***** Input data
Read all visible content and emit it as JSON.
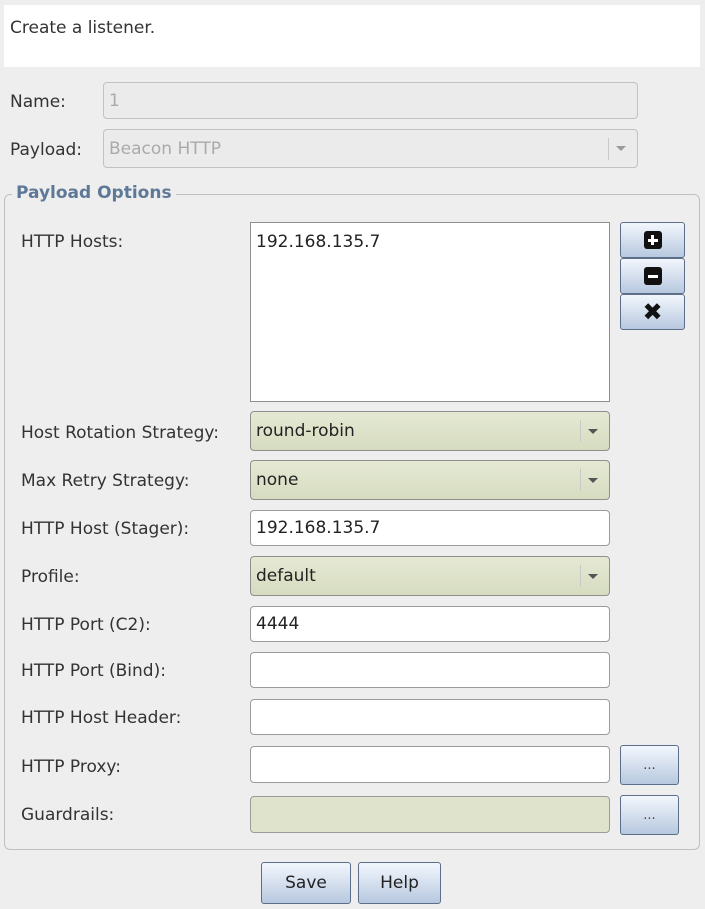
{
  "dialog": {
    "description": "Create a listener."
  },
  "form": {
    "name_label": "Name:",
    "name_value": "1",
    "payload_label": "Payload:",
    "payload_value": "Beacon HTTP"
  },
  "payload_options": {
    "title": "Payload Options",
    "http_hosts_label": "HTTP Hosts:",
    "http_hosts": [
      "192.168.135.7"
    ],
    "host_rotation_label": "Host Rotation Strategy:",
    "host_rotation_value": "round-robin",
    "max_retry_label": "Max Retry Strategy:",
    "max_retry_value": "none",
    "stager_host_label": "HTTP Host (Stager):",
    "stager_host_value": "192.168.135.7",
    "profile_label": "Profile:",
    "profile_value": "default",
    "port_c2_label": "HTTP Port (C2):",
    "port_c2_value": "4444",
    "port_bind_label": "HTTP Port (Bind):",
    "port_bind_value": "",
    "host_header_label": "HTTP Host Header:",
    "host_header_value": "",
    "proxy_label": "HTTP Proxy:",
    "proxy_value": "",
    "guardrails_label": "Guardrails:",
    "guardrails_value": "",
    "ellipsis_label": "..."
  },
  "buttons": {
    "save": "Save",
    "help": "Help"
  },
  "icons": {
    "add": "plus-box-icon",
    "remove": "minus-box-icon",
    "clear": "x-icon"
  },
  "colors": {
    "group_title": "#5e7897",
    "combo_bg": "#dfe3cc",
    "button_border": "#5c6f8a"
  }
}
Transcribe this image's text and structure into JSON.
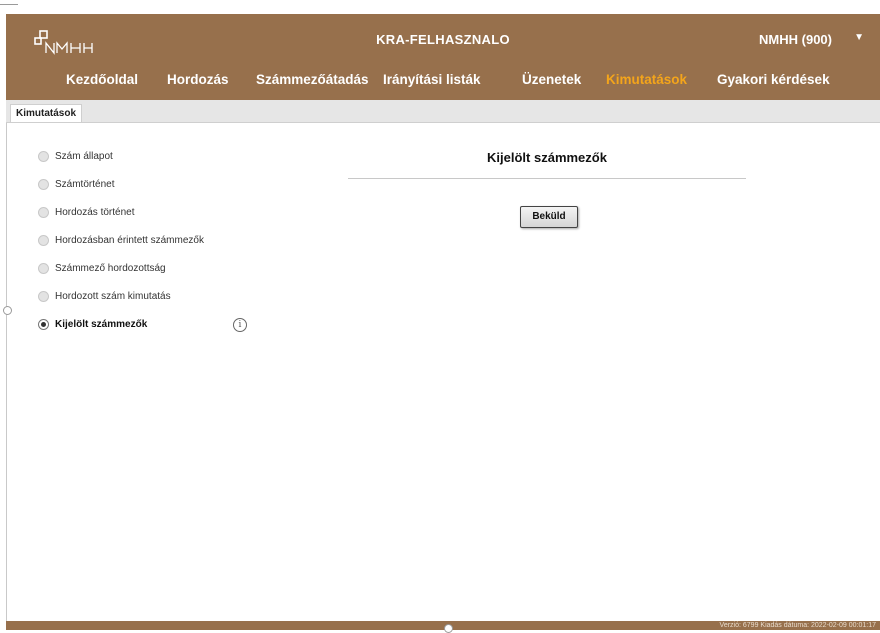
{
  "header": {
    "logo_text": "NM-H",
    "app_title": "KRA-FELHASZNALO",
    "user": "NMHH (900)",
    "user_menu_icon": "caret-down-icon"
  },
  "nav": {
    "items": [
      {
        "label": "Kezdőoldal"
      },
      {
        "label": "Hordozás"
      },
      {
        "label": "Számmezőátadás"
      },
      {
        "label": "Irányítási listák"
      },
      {
        "label": "Üzenetek"
      },
      {
        "label": "Kimutatások",
        "active": true
      },
      {
        "label": "Gyakori kérdések"
      }
    ],
    "active_color": "#f4a51b"
  },
  "breadcrumb": {
    "tab_label": "Kimutatások"
  },
  "sidebar": {
    "options": [
      {
        "label": "Szám állapot",
        "selected": false
      },
      {
        "label": "Számtörténet",
        "selected": false
      },
      {
        "label": "Hordozás történet",
        "selected": false
      },
      {
        "label": "Hordozásban érintett számmezők",
        "selected": false
      },
      {
        "label": "Számmező hordozottság",
        "selected": false
      },
      {
        "label": "Hordozott szám kimutatás",
        "selected": false
      },
      {
        "label": "Kijelölt számmezők",
        "selected": true
      }
    ],
    "info_icon": "info-icon"
  },
  "main": {
    "title": "Kijelölt számmezők",
    "submit_label": "Beküld"
  },
  "footer": {
    "version_text": "Verzió: 6799 Kiadás dátuma: 2022-02-09 00:01:17"
  },
  "colors": {
    "header_bg": "#97704c",
    "tabbar_bg": "#e6e6e6"
  }
}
**********
◆ **Direction**: Output the full set of records above without changing a word, and drop the images.

◆ **Output**:
Read all visible content and emit it as JSON.
{
  "dialog": {
    "description": "Create a listener."
  },
  "form": {
    "name_label": "Name:",
    "name_value": "1",
    "payload_label": "Payload:",
    "payload_value": "Beacon HTTP"
  },
  "payload_options": {
    "title": "Payload Options",
    "http_hosts_label": "HTTP Hosts:",
    "http_hosts": [
      "192.168.135.7"
    ],
    "host_rotation_label": "Host Rotation Strategy:",
    "host_rotation_value": "round-robin",
    "max_retry_label": "Max Retry Strategy:",
    "max_retry_value": "none",
    "stager_host_label": "HTTP Host (Stager):",
    "stager_host_value": "192.168.135.7",
    "profile_label": "Profile:",
    "profile_value": "default",
    "port_c2_label": "HTTP Port (C2):",
    "port_c2_value": "4444",
    "port_bind_label": "HTTP Port (Bind):",
    "port_bind_value": "",
    "host_header_label": "HTTP Host Header:",
    "host_header_value": "",
    "proxy_label": "HTTP Proxy:",
    "proxy_value": "",
    "guardrails_label": "Guardrails:",
    "guardrails_value": "",
    "ellipsis_label": "..."
  },
  "buttons": {
    "save": "Save",
    "help": "Help"
  },
  "icons": {
    "add": "plus-box-icon",
    "remove": "minus-box-icon",
    "clear": "x-icon"
  },
  "colors": {
    "group_title": "#5e7897",
    "combo_bg": "#dfe3cc",
    "button_border": "#5c6f8a"
  }
}
Transcribe this image's text and structure into JSON.
{
  "header": {
    "logo_text": "NM-H",
    "app_title": "KRA-FELHASZNALO",
    "user": "NMHH (900)",
    "user_menu_icon": "caret-down-icon"
  },
  "nav": {
    "items": [
      {
        "label": "Kezdőoldal"
      },
      {
        "label": "Hordozás"
      },
      {
        "label": "Számmezőátadás"
      },
      {
        "label": "Irányítási listák"
      },
      {
        "label": "Üzenetek"
      },
      {
        "label": "Kimutatások",
        "active": true
      },
      {
        "label": "Gyakori kérdések"
      }
    ],
    "active_color": "#f4a51b"
  },
  "breadcrumb": {
    "tab_label": "Kimutatások"
  },
  "sidebar": {
    "options": [
      {
        "label": "Szám állapot",
        "selected": false
      },
      {
        "label": "Számtörténet",
        "selected": false
      },
      {
        "label": "Hordozás történet",
        "selected": false
      },
      {
        "label": "Hordozásban érintett számmezők",
        "selected": false
      },
      {
        "label": "Számmező hordozottság",
        "selected": false
      },
      {
        "label": "Hordozott szám kimutatás",
        "selected": false
      },
      {
        "label": "Kijelölt számmezők",
        "selected": true
      }
    ],
    "info_icon": "info-icon"
  },
  "main": {
    "title": "Kijelölt számmezők",
    "submit_label": "Beküld"
  },
  "footer": {
    "version_text": "Verzió: 6799 Kiadás dátuma: 2022-02-09 00:01:17"
  },
  "colors": {
    "header_bg": "#97704c",
    "tabbar_bg": "#e6e6e6"
  }
}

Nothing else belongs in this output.